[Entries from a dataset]
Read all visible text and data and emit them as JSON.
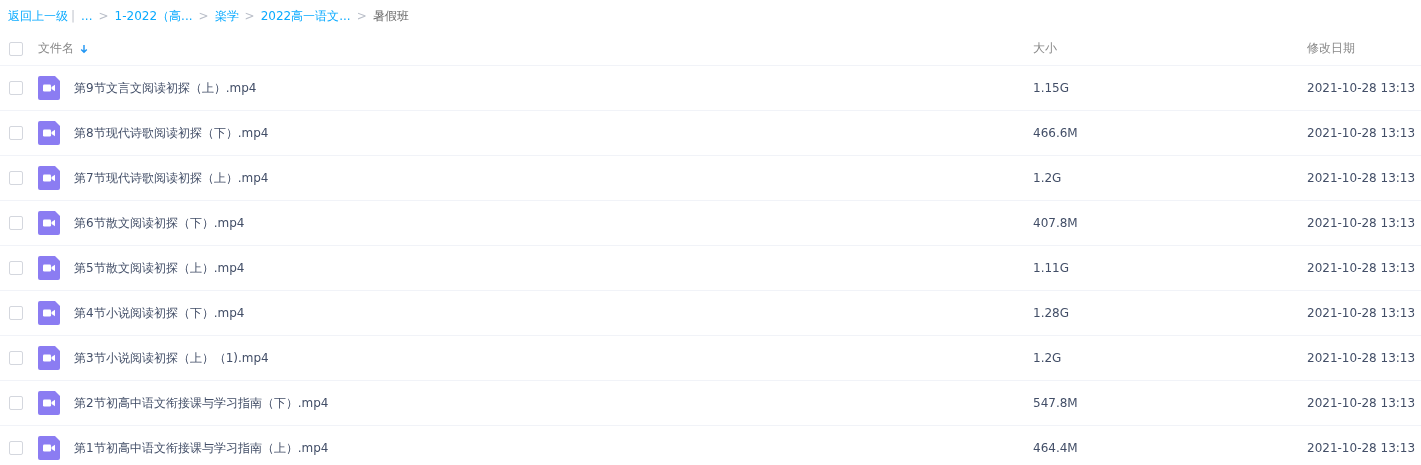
{
  "breadcrumb": {
    "back": "返回上一级",
    "divider": "|",
    "items": [
      {
        "label": "...",
        "current": false
      },
      {
        "separator": ">",
        "label": "1-2022（高...",
        "current": false
      },
      {
        "separator": ">",
        "label": "楽学",
        "current": false
      },
      {
        "separator": ">",
        "label": "2022高一语文...",
        "current": false
      },
      {
        "separator": ">",
        "label": "暑假班",
        "current": true
      }
    ]
  },
  "table": {
    "select_all": {
      "checked": false
    },
    "columns": [
      {
        "label": "文件名",
        "sorted": true
      },
      {
        "label": "大小"
      },
      {
        "label": "修改日期"
      }
    ],
    "rows": [
      {
        "checked": false,
        "kind": "video",
        "name": "第9节文言文阅读初探（上）.mp4",
        "size": "1.15G",
        "modified": "2021-10-28 13:13"
      },
      {
        "checked": false,
        "kind": "video",
        "name": "第8节现代诗歌阅读初探（下）.mp4",
        "size": "466.6M",
        "modified": "2021-10-28 13:13"
      },
      {
        "checked": false,
        "kind": "video",
        "name": "第7节现代诗歌阅读初探（上）.mp4",
        "size": "1.2G",
        "modified": "2021-10-28 13:13"
      },
      {
        "checked": false,
        "kind": "video",
        "name": "第6节散文阅读初探（下）.mp4",
        "size": "407.8M",
        "modified": "2021-10-28 13:13"
      },
      {
        "checked": false,
        "kind": "video",
        "name": "第5节散文阅读初探（上）.mp4",
        "size": "1.11G",
        "modified": "2021-10-28 13:13"
      },
      {
        "checked": false,
        "kind": "video",
        "name": "第4节小说阅读初探（下）.mp4",
        "size": "1.28G",
        "modified": "2021-10-28 13:13"
      },
      {
        "checked": false,
        "kind": "video",
        "name": "第3节小说阅读初探（上）（1).mp4",
        "size": "1.2G",
        "modified": "2021-10-28 13:13"
      },
      {
        "checked": false,
        "kind": "video",
        "name": "第2节初高中语文衔接课与学习指南（下）.mp4",
        "size": "547.8M",
        "modified": "2021-10-28 13:13"
      },
      {
        "checked": false,
        "kind": "video",
        "name": "第1节初高中语文衔接课与学习指南（上）.mp4",
        "size": "464.4M",
        "modified": "2021-10-28 13:13"
      }
    ]
  }
}
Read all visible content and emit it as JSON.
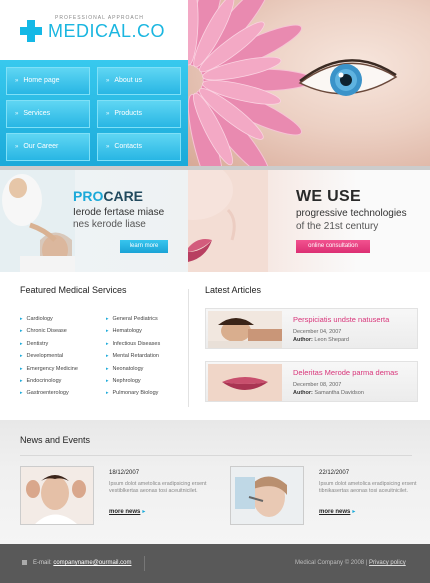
{
  "logo": {
    "tagline": "PROFESSIONAL APPROACH",
    "name_part1": "MEDICAL",
    "name_part2": ".CO"
  },
  "nav": {
    "items": [
      {
        "label": "Home page"
      },
      {
        "label": "About us"
      },
      {
        "label": "Services"
      },
      {
        "label": "Products"
      },
      {
        "label": "Our Career"
      },
      {
        "label": "Contacts"
      }
    ]
  },
  "promo_left": {
    "title_accent": "PRO",
    "title_rest": "CARE",
    "line1": "Ierode fertase miase",
    "line2": "nes kerode liase",
    "button_label": "learn more"
  },
  "promo_right": {
    "title": "WE USE",
    "line1": "progressive technologies",
    "line2": "of the 21st century",
    "button_label": "online consultation"
  },
  "services": {
    "title": "Featured Medical Services",
    "col1": [
      "Cardiology",
      "Chronic Disease",
      "Dentistry",
      "Developmental",
      "Emergency Medicine",
      "Endocrinology",
      "Gastroenterology"
    ],
    "col2": [
      "General Pediatrics",
      "Hematology",
      "Infectious Diseases",
      "Mental Retardation",
      "Neonatology",
      "Nephrology",
      "Pulmonary Biology"
    ]
  },
  "articles": {
    "title": "Latest Articles",
    "items": [
      {
        "title": "Perspiciatis undste natuserta",
        "date": "December 04, 2007",
        "author_label": "Author:",
        "author": "Leon Shepard"
      },
      {
        "title": "Deleritas Merode parma demas",
        "date": "December 08, 2007",
        "author_label": "Author:",
        "author": "Samantha Davidson"
      }
    ]
  },
  "news": {
    "title": "News and Events",
    "items": [
      {
        "date": "18/12/2007",
        "text": "Ipsum dolot ametolica eradipsicing ersent vestiblkertas aeonas tosi aceuitnicilet.",
        "more": "more news"
      },
      {
        "date": "22/12/2007",
        "text": "Ipsum dolot ametolica eradipsicing ersent tibnikasertas aeonas tosi aceuitnicilet.",
        "more": "more news"
      }
    ]
  },
  "footer": {
    "email_label": "E-mail:",
    "email": "companyname@ourmail.com",
    "copyright": "Medical Company © 2008",
    "separator": "|",
    "privacy": "Privacy policy"
  },
  "colors": {
    "accent": "#1aa9d9",
    "pink": "#d8357a",
    "footer": "#595959"
  }
}
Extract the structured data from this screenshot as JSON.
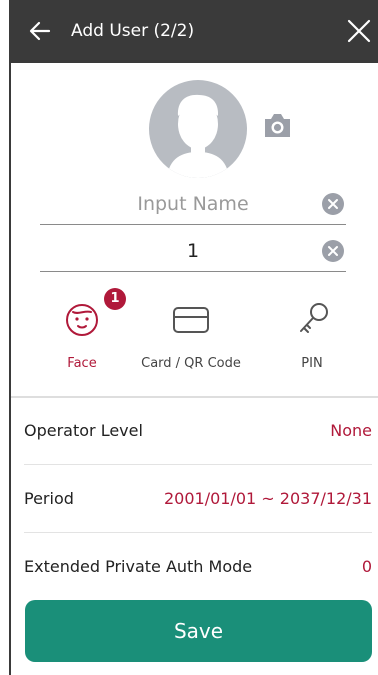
{
  "header": {
    "title": "Add User (2/2)",
    "back_icon": "arrow-left-icon",
    "close_icon": "close-icon"
  },
  "profile": {
    "avatar_icon": "user-avatar-icon",
    "camera_icon": "camera-icon"
  },
  "name_field": {
    "placeholder": "Input Name",
    "value": ""
  },
  "id_field": {
    "value": "1"
  },
  "auth_methods": [
    {
      "label": "Face",
      "icon": "face-icon",
      "badge": "1",
      "active": true
    },
    {
      "label": "Card / QR Code",
      "icon": "card-icon",
      "active": false
    },
    {
      "label": "PIN",
      "icon": "key-icon",
      "active": false
    }
  ],
  "settings": [
    {
      "label": "Operator Level",
      "value": "None"
    },
    {
      "label": "Period",
      "value": "2001/01/01 ~ 2037/12/31"
    },
    {
      "label": "Extended Private Auth Mode",
      "value": "0"
    }
  ],
  "save_label": "Save",
  "colors": {
    "header_bg": "#3a3a3a",
    "accent": "#b0193a",
    "save_bg": "#1a8f79",
    "avatar_bg": "#b8bcc2"
  }
}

- **TASK PROMPT**: Leaving out the pictures, repeat the data above exactly.

- **EXERCISE OUTPUT**:
Read all visible text and data and emit them as JSON.
{
  "breadcrumb": {
    "back": "返回上一级",
    "divider": "|",
    "items": [
      {
        "label": "...",
        "current": false
      },
      {
        "separator": ">",
        "label": "1-2022（高...",
        "current": false
      },
      {
        "separator": ">",
        "label": "楽学",
        "current": false
      },
      {
        "separator": ">",
        "label": "2022高一语文...",
        "current": false
      },
      {
        "separator": ">",
        "label": "暑假班",
        "current": true
      }
    ]
  },
  "table": {
    "select_all": {
      "checked": false
    },
    "columns": [
      {
        "label": "文件名",
        "sorted": true
      },
      {
        "label": "大小"
      },
      {
        "label": "修改日期"
      }
    ],
    "rows": [
      {
        "checked": false,
        "kind": "video",
        "name": "第9节文言文阅读初探（上）.mp4",
        "size": "1.15G",
        "modified": "2021-10-28 13:13"
      },
      {
        "checked": false,
        "kind": "video",
        "name": "第8节现代诗歌阅读初探（下）.mp4",
        "size": "466.6M",
        "modified": "2021-10-28 13:13"
      },
      {
        "checked": false,
        "kind": "video",
        "name": "第7节现代诗歌阅读初探（上）.mp4",
        "size": "1.2G",
        "modified": "2021-10-28 13:13"
      },
      {
        "checked": false,
        "kind": "video",
        "name": "第6节散文阅读初探（下）.mp4",
        "size": "407.8M",
        "modified": "2021-10-28 13:13"
      },
      {
        "checked": false,
        "kind": "video",
        "name": "第5节散文阅读初探（上）.mp4",
        "size": "1.11G",
        "modified": "2021-10-28 13:13"
      },
      {
        "checked": false,
        "kind": "video",
        "name": "第4节小说阅读初探（下）.mp4",
        "size": "1.28G",
        "modified": "2021-10-28 13:13"
      },
      {
        "checked": false,
        "kind": "video",
        "name": "第3节小说阅读初探（上）（1).mp4",
        "size": "1.2G",
        "modified": "2021-10-28 13:13"
      },
      {
        "checked": false,
        "kind": "video",
        "name": "第2节初高中语文衔接课与学习指南（下）.mp4",
        "size": "547.8M",
        "modified": "2021-10-28 13:13"
      },
      {
        "checked": false,
        "kind": "video",
        "name": "第1节初高中语文衔接课与学习指南（上）.mp4",
        "size": "464.4M",
        "modified": "2021-10-28 13:13"
      }
    ]
  }
}
Read all visible content and emit it as JSON.
{
  "logo": {
    "tagline": "PROFESSIONAL APPROACH",
    "name_part1": "MEDICAL",
    "name_part2": ".CO"
  },
  "nav": {
    "items": [
      {
        "label": "Home page"
      },
      {
        "label": "About us"
      },
      {
        "label": "Services"
      },
      {
        "label": "Products"
      },
      {
        "label": "Our Career"
      },
      {
        "label": "Contacts"
      }
    ]
  },
  "promo_left": {
    "title_accent": "PRO",
    "title_rest": "CARE",
    "line1": "Ierode fertase miase",
    "line2": "nes kerode liase",
    "button_label": "learn more"
  },
  "promo_right": {
    "title": "WE USE",
    "line1": "progressive technologies",
    "line2": "of the 21st century",
    "button_label": "online consultation"
  },
  "services": {
    "title": "Featured Medical Services",
    "col1": [
      "Cardiology",
      "Chronic Disease",
      "Dentistry",
      "Developmental",
      "Emergency Medicine",
      "Endocrinology",
      "Gastroenterology"
    ],
    "col2": [
      "General Pediatrics",
      "Hematology",
      "Infectious Diseases",
      "Mental Retardation",
      "Neonatology",
      "Nephrology",
      "Pulmonary Biology"
    ]
  },
  "articles": {
    "title": "Latest Articles",
    "items": [
      {
        "title": "Perspiciatis undste natuserta",
        "date": "December 04, 2007",
        "author_label": "Author:",
        "author": "Leon Shepard"
      },
      {
        "title": "Deleritas Merode parma demas",
        "date": "December 08, 2007",
        "author_label": "Author:",
        "author": "Samantha Davidson"
      }
    ]
  },
  "news": {
    "title": "News and Events",
    "items": [
      {
        "date": "18/12/2007",
        "text": "Ipsum dolot ametolica eradipsicing ersent vestiblkertas aeonas tosi aceuitnicilet.",
        "more": "more news"
      },
      {
        "date": "22/12/2007",
        "text": "Ipsum dolot ametolica eradipsicing ersent tibnikasertas aeonas tosi aceuitnicilet.",
        "more": "more news"
      }
    ]
  },
  "footer": {
    "email_label": "E-mail:",
    "email": "companyname@ourmail.com",
    "copyright": "Medical Company © 2008",
    "separator": "|",
    "privacy": "Privacy policy"
  },
  "colors": {
    "accent": "#1aa9d9",
    "pink": "#d8357a",
    "footer": "#595959"
  }
}
Extract the structured data from this screenshot as JSON.
{
  "header": {
    "title": "Add User (2/2)",
    "back_icon": "arrow-left-icon",
    "close_icon": "close-icon"
  },
  "profile": {
    "avatar_icon": "user-avatar-icon",
    "camera_icon": "camera-icon"
  },
  "name_field": {
    "placeholder": "Input Name",
    "value": ""
  },
  "id_field": {
    "value": "1"
  },
  "auth_methods": [
    {
      "label": "Face",
      "icon": "face-icon",
      "badge": "1",
      "active": true
    },
    {
      "label": "Card / QR Code",
      "icon": "card-icon",
      "active": false
    },
    {
      "label": "PIN",
      "icon": "key-icon",
      "active": false
    }
  ],
  "settings": [
    {
      "label": "Operator Level",
      "value": "None"
    },
    {
      "label": "Period",
      "value": "2001/01/01 ~ 2037/12/31"
    },
    {
      "label": "Extended Private Auth Mode",
      "value": "0"
    }
  ],
  "save_label": "Save",
  "colors": {
    "header_bg": "#3a3a3a",
    "accent": "#b0193a",
    "save_bg": "#1a8f79",
    "avatar_bg": "#b8bcc2"
  }
}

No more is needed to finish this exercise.